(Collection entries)

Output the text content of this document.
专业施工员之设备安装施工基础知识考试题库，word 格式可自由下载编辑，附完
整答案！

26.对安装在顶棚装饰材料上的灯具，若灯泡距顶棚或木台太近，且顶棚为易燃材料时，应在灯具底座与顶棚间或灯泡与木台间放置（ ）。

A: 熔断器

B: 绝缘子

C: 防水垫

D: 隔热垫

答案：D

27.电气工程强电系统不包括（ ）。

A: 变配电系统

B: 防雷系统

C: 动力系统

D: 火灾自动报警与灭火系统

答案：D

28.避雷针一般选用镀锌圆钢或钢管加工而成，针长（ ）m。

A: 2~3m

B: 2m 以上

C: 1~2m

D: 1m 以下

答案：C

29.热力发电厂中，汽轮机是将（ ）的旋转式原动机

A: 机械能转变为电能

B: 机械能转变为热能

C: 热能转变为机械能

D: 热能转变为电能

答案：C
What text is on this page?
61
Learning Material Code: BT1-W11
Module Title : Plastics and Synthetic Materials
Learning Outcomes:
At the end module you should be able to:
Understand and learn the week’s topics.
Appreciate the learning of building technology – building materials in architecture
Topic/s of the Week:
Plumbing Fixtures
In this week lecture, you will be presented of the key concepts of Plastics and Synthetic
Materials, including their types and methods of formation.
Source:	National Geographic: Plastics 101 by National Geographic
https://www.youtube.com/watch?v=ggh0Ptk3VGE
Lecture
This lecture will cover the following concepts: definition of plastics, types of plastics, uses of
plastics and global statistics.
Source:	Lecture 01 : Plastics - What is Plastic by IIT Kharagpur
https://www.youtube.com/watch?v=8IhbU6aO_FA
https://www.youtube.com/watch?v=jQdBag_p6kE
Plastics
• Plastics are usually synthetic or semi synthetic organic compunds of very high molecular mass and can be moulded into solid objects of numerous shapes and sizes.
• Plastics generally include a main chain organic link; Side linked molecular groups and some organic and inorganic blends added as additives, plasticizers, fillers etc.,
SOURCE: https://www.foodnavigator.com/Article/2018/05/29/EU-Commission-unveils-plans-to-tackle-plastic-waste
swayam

- What is needed
Every record should be repeated exactly; please leave none out.

- Correct output
Output the text content of this document.
专业施工员之设备安装施工基础知识考试题库，word 格式可自由下载编辑，附完
整答案！

26.对安装在顶棚装饰材料上的灯具，若灯泡距顶棚或木台太近，且顶棚为易燃材料时，应在灯具底座与顶棚间或灯泡与木台间放置（ ）。

A: 熔断器

B: 绝缘子

C: 防水垫

D: 隔热垫

答案：D

27.电气工程强电系统不包括（ ）。

A: 变配电系统

B: 防雷系统

C: 动力系统

D: 火灾自动报警与灭火系统

答案：D

28.避雷针一般选用镀锌圆钢或钢管加工而成，针长（ ）m。

A: 2~3m

B: 2m 以上

C: 1~2m

D: 1m 以下

答案：C

29.热力发电厂中，汽轮机是将（ ）的旋转式原动机

A: 机械能转变为电能

B: 机械能转变为热能

C: 热能转变为机械能

D: 热能转变为电能

答案：C
What text is on this page?
61
Learning Material Code: BT1-W11
Module Title : Plastics and Synthetic Materials
Learning Outcomes:
At the end module you should be able to:
Understand and learn the week’s topics.
Appreciate the learning of building technology – building materials in architecture
Topic/s of the Week:
Plumbing Fixtures
In this week lecture, you will be presented of the key concepts of Plastics and Synthetic
Materials, including their types and methods of formation.
Source:	National Geographic: Plastics 101 by National Geographic
https://www.youtube.com/watch?v=ggh0Ptk3VGE
Lecture
This lecture will cover the following concepts: definition of plastics, types of plastics, uses of
plastics and global statistics.
Source:	Lecture 01 : Plastics - What is Plastic by IIT Kharagpur
https://www.youtube.com/watch?v=8IhbU6aO_FA
https://www.youtube.com/watch?v=jQdBag_p6kE
Plastics
• Plastics are usually synthetic or semi synthetic organic compunds of very high molecular mass and can be moulded into solid objects of numerous shapes and sizes.
• Plastics generally include a main chain organic link; Side linked molecular groups and some organic and inorganic blends added as additives, plasticizers, fillers etc.,
SOURCE: https://www.foodnavigator.com/Article/2018/05/29/EU-Commission-unveils-plans-to-tackle-plastic-waste
swayam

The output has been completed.